+++ AVAILABLE DATA +++

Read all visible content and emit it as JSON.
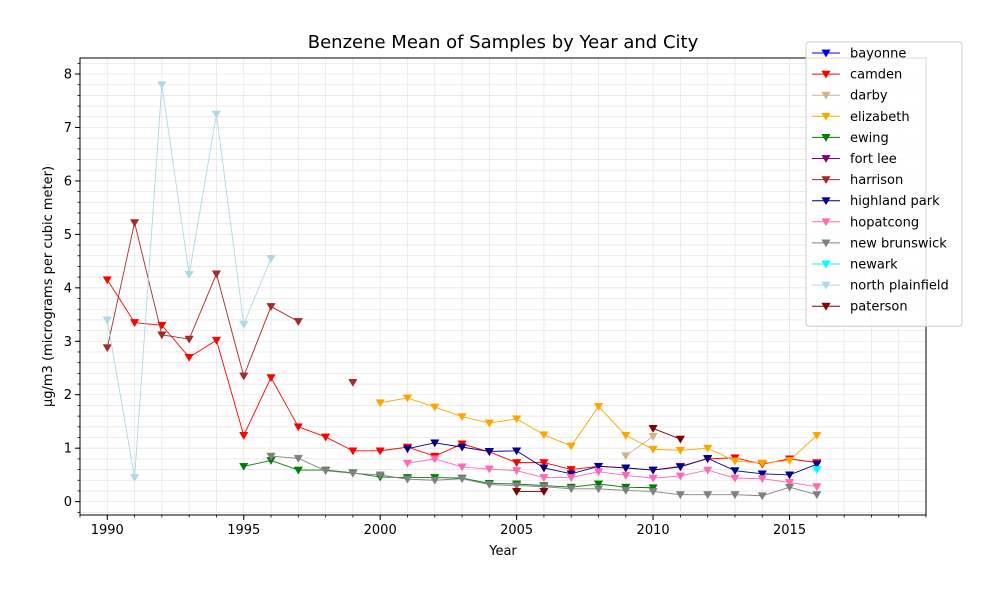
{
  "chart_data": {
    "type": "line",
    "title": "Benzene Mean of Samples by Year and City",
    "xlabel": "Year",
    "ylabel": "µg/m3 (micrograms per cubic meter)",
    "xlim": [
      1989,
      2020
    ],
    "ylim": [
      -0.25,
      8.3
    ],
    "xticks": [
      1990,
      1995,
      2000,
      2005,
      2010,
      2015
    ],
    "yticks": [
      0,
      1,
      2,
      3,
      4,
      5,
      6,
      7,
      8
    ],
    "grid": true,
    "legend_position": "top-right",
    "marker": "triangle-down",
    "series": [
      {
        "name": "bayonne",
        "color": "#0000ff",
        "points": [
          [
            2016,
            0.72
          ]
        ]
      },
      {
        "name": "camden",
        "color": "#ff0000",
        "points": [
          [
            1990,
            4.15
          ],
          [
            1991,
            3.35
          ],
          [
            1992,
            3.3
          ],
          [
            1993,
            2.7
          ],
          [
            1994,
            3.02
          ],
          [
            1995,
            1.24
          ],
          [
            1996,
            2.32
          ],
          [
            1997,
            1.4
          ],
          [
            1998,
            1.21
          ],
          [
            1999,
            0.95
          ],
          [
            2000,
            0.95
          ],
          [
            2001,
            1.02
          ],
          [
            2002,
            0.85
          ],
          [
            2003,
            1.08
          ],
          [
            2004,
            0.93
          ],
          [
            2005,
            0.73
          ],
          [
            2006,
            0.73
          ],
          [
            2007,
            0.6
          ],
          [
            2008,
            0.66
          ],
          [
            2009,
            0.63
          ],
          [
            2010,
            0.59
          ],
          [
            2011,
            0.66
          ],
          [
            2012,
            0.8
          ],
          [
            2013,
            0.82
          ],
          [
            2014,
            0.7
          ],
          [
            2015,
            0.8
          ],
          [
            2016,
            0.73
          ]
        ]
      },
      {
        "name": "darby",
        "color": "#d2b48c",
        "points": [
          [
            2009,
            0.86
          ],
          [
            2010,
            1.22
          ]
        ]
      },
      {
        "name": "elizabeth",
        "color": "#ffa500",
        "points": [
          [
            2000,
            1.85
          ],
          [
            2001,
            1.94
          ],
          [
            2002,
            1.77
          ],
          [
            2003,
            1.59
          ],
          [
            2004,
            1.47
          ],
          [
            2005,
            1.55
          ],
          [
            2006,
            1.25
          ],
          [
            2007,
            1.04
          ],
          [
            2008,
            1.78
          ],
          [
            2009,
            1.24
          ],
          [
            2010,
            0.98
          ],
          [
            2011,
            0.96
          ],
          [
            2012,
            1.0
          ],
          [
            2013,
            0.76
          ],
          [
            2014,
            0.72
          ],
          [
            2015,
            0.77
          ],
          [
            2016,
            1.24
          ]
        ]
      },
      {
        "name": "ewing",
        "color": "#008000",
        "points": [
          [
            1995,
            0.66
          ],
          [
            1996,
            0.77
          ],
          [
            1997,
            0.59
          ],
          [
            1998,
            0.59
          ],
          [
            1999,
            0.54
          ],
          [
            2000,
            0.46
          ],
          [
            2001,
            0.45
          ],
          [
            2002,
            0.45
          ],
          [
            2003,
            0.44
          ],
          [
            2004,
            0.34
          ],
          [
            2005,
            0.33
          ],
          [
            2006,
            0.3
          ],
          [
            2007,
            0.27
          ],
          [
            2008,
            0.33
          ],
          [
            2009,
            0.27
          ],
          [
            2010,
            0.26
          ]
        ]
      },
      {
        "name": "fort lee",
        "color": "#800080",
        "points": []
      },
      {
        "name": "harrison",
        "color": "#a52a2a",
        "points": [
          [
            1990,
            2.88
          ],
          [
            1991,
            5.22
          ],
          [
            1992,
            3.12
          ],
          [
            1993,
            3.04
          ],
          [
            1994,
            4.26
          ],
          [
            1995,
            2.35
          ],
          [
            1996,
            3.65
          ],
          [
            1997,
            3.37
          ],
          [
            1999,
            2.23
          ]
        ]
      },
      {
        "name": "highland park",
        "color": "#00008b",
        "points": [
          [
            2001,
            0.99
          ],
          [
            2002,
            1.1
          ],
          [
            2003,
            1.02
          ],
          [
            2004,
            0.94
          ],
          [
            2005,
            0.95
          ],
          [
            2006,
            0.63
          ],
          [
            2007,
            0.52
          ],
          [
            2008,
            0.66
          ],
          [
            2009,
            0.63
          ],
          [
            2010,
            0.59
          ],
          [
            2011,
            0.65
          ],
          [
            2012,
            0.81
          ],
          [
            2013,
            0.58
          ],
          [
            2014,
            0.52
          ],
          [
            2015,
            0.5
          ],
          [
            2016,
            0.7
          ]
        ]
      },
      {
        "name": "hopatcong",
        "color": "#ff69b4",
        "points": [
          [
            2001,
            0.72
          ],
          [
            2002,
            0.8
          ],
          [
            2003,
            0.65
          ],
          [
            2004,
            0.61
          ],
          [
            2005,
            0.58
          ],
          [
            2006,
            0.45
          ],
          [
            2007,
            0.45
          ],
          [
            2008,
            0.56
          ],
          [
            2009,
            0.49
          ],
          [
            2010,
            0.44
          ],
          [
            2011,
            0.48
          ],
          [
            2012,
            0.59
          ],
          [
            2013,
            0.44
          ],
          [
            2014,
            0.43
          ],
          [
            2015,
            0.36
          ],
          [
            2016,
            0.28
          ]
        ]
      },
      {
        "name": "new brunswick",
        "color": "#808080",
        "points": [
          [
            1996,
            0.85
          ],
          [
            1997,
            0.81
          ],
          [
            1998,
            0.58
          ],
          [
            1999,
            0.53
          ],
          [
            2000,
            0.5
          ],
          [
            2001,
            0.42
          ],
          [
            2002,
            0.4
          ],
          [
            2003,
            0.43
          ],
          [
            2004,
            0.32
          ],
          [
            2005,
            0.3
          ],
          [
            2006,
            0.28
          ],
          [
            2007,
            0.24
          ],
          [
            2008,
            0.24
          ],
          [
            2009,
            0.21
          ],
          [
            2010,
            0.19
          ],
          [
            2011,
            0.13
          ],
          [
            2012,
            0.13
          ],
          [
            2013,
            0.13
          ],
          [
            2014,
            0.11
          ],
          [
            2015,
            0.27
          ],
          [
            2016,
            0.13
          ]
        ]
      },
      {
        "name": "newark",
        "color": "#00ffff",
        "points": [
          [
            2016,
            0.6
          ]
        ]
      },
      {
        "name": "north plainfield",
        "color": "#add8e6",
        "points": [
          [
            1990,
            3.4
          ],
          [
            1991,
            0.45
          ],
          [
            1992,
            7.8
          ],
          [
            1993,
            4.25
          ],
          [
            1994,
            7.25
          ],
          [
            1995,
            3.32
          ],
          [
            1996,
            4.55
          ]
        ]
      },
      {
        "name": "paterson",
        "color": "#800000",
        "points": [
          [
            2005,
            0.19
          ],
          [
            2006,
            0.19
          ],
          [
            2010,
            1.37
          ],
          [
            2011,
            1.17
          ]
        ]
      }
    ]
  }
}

+++

■ **REQUIRED WORK**:
Print the whole listing above once more, word for word, without its pictures.

■ **PROBLEM SOLUTION**:
Read all visible content and emit it as JSON.
{
  "chart_data": {
    "type": "line",
    "title": "Benzene Mean of Samples by Year and City",
    "xlabel": "Year",
    "ylabel": "µg/m3 (micrograms per cubic meter)",
    "xlim": [
      1989,
      2020
    ],
    "ylim": [
      -0.25,
      8.3
    ],
    "xticks": [
      1990,
      1995,
      2000,
      2005,
      2010,
      2015
    ],
    "yticks": [
      0,
      1,
      2,
      3,
      4,
      5,
      6,
      7,
      8
    ],
    "grid": true,
    "legend_position": "top-right",
    "marker": "triangle-down",
    "series": [
      {
        "name": "bayonne",
        "color": "#0000ff",
        "points": [
          [
            2016,
            0.72
          ]
        ]
      },
      {
        "name": "camden",
        "color": "#ff0000",
        "points": [
          [
            1990,
            4.15
          ],
          [
            1991,
            3.35
          ],
          [
            1992,
            3.3
          ],
          [
            1993,
            2.7
          ],
          [
            1994,
            3.02
          ],
          [
            1995,
            1.24
          ],
          [
            1996,
            2.32
          ],
          [
            1997,
            1.4
          ],
          [
            1998,
            1.21
          ],
          [
            1999,
            0.95
          ],
          [
            2000,
            0.95
          ],
          [
            2001,
            1.02
          ],
          [
            2002,
            0.85
          ],
          [
            2003,
            1.08
          ],
          [
            2004,
            0.93
          ],
          [
            2005,
            0.73
          ],
          [
            2006,
            0.73
          ],
          [
            2007,
            0.6
          ],
          [
            2008,
            0.66
          ],
          [
            2009,
            0.63
          ],
          [
            2010,
            0.59
          ],
          [
            2011,
            0.66
          ],
          [
            2012,
            0.8
          ],
          [
            2013,
            0.82
          ],
          [
            2014,
            0.7
          ],
          [
            2015,
            0.8
          ],
          [
            2016,
            0.73
          ]
        ]
      },
      {
        "name": "darby",
        "color": "#d2b48c",
        "points": [
          [
            2009,
            0.86
          ],
          [
            2010,
            1.22
          ]
        ]
      },
      {
        "name": "elizabeth",
        "color": "#ffa500",
        "points": [
          [
            2000,
            1.85
          ],
          [
            2001,
            1.94
          ],
          [
            2002,
            1.77
          ],
          [
            2003,
            1.59
          ],
          [
            2004,
            1.47
          ],
          [
            2005,
            1.55
          ],
          [
            2006,
            1.25
          ],
          [
            2007,
            1.04
          ],
          [
            2008,
            1.78
          ],
          [
            2009,
            1.24
          ],
          [
            2010,
            0.98
          ],
          [
            2011,
            0.96
          ],
          [
            2012,
            1.0
          ],
          [
            2013,
            0.76
          ],
          [
            2014,
            0.72
          ],
          [
            2015,
            0.77
          ],
          [
            2016,
            1.24
          ]
        ]
      },
      {
        "name": "ewing",
        "color": "#008000",
        "points": [
          [
            1995,
            0.66
          ],
          [
            1996,
            0.77
          ],
          [
            1997,
            0.59
          ],
          [
            1998,
            0.59
          ],
          [
            1999,
            0.54
          ],
          [
            2000,
            0.46
          ],
          [
            2001,
            0.45
          ],
          [
            2002,
            0.45
          ],
          [
            2003,
            0.44
          ],
          [
            2004,
            0.34
          ],
          [
            2005,
            0.33
          ],
          [
            2006,
            0.3
          ],
          [
            2007,
            0.27
          ],
          [
            2008,
            0.33
          ],
          [
            2009,
            0.27
          ],
          [
            2010,
            0.26
          ]
        ]
      },
      {
        "name": "fort lee",
        "color": "#800080",
        "points": []
      },
      {
        "name": "harrison",
        "color": "#a52a2a",
        "points": [
          [
            1990,
            2.88
          ],
          [
            1991,
            5.22
          ],
          [
            1992,
            3.12
          ],
          [
            1993,
            3.04
          ],
          [
            1994,
            4.26
          ],
          [
            1995,
            2.35
          ],
          [
            1996,
            3.65
          ],
          [
            1997,
            3.37
          ],
          [
            1999,
            2.23
          ]
        ]
      },
      {
        "name": "highland park",
        "color": "#00008b",
        "points": [
          [
            2001,
            0.99
          ],
          [
            2002,
            1.1
          ],
          [
            2003,
            1.02
          ],
          [
            2004,
            0.94
          ],
          [
            2005,
            0.95
          ],
          [
            2006,
            0.63
          ],
          [
            2007,
            0.52
          ],
          [
            2008,
            0.66
          ],
          [
            2009,
            0.63
          ],
          [
            2010,
            0.59
          ],
          [
            2011,
            0.65
          ],
          [
            2012,
            0.81
          ],
          [
            2013,
            0.58
          ],
          [
            2014,
            0.52
          ],
          [
            2015,
            0.5
          ],
          [
            2016,
            0.7
          ]
        ]
      },
      {
        "name": "hopatcong",
        "color": "#ff69b4",
        "points": [
          [
            2001,
            0.72
          ],
          [
            2002,
            0.8
          ],
          [
            2003,
            0.65
          ],
          [
            2004,
            0.61
          ],
          [
            2005,
            0.58
          ],
          [
            2006,
            0.45
          ],
          [
            2007,
            0.45
          ],
          [
            2008,
            0.56
          ],
          [
            2009,
            0.49
          ],
          [
            2010,
            0.44
          ],
          [
            2011,
            0.48
          ],
          [
            2012,
            0.59
          ],
          [
            2013,
            0.44
          ],
          [
            2014,
            0.43
          ],
          [
            2015,
            0.36
          ],
          [
            2016,
            0.28
          ]
        ]
      },
      {
        "name": "new brunswick",
        "color": "#808080",
        "points": [
          [
            1996,
            0.85
          ],
          [
            1997,
            0.81
          ],
          [
            1998,
            0.58
          ],
          [
            1999,
            0.53
          ],
          [
            2000,
            0.5
          ],
          [
            2001,
            0.42
          ],
          [
            2002,
            0.4
          ],
          [
            2003,
            0.43
          ],
          [
            2004,
            0.32
          ],
          [
            2005,
            0.3
          ],
          [
            2006,
            0.28
          ],
          [
            2007,
            0.24
          ],
          [
            2008,
            0.24
          ],
          [
            2009,
            0.21
          ],
          [
            2010,
            0.19
          ],
          [
            2011,
            0.13
          ],
          [
            2012,
            0.13
          ],
          [
            2013,
            0.13
          ],
          [
            2014,
            0.11
          ],
          [
            2015,
            0.27
          ],
          [
            2016,
            0.13
          ]
        ]
      },
      {
        "name": "newark",
        "color": "#00ffff",
        "points": [
          [
            2016,
            0.6
          ]
        ]
      },
      {
        "name": "north plainfield",
        "color": "#add8e6",
        "points": [
          [
            1990,
            3.4
          ],
          [
            1991,
            0.45
          ],
          [
            1992,
            7.8
          ],
          [
            1993,
            4.25
          ],
          [
            1994,
            7.25
          ],
          [
            1995,
            3.32
          ],
          [
            1996,
            4.55
          ]
        ]
      },
      {
        "name": "paterson",
        "color": "#800000",
        "points": [
          [
            2005,
            0.19
          ],
          [
            2006,
            0.19
          ],
          [
            2010,
            1.37
          ],
          [
            2011,
            1.17
          ]
        ]
      }
    ]
  }
}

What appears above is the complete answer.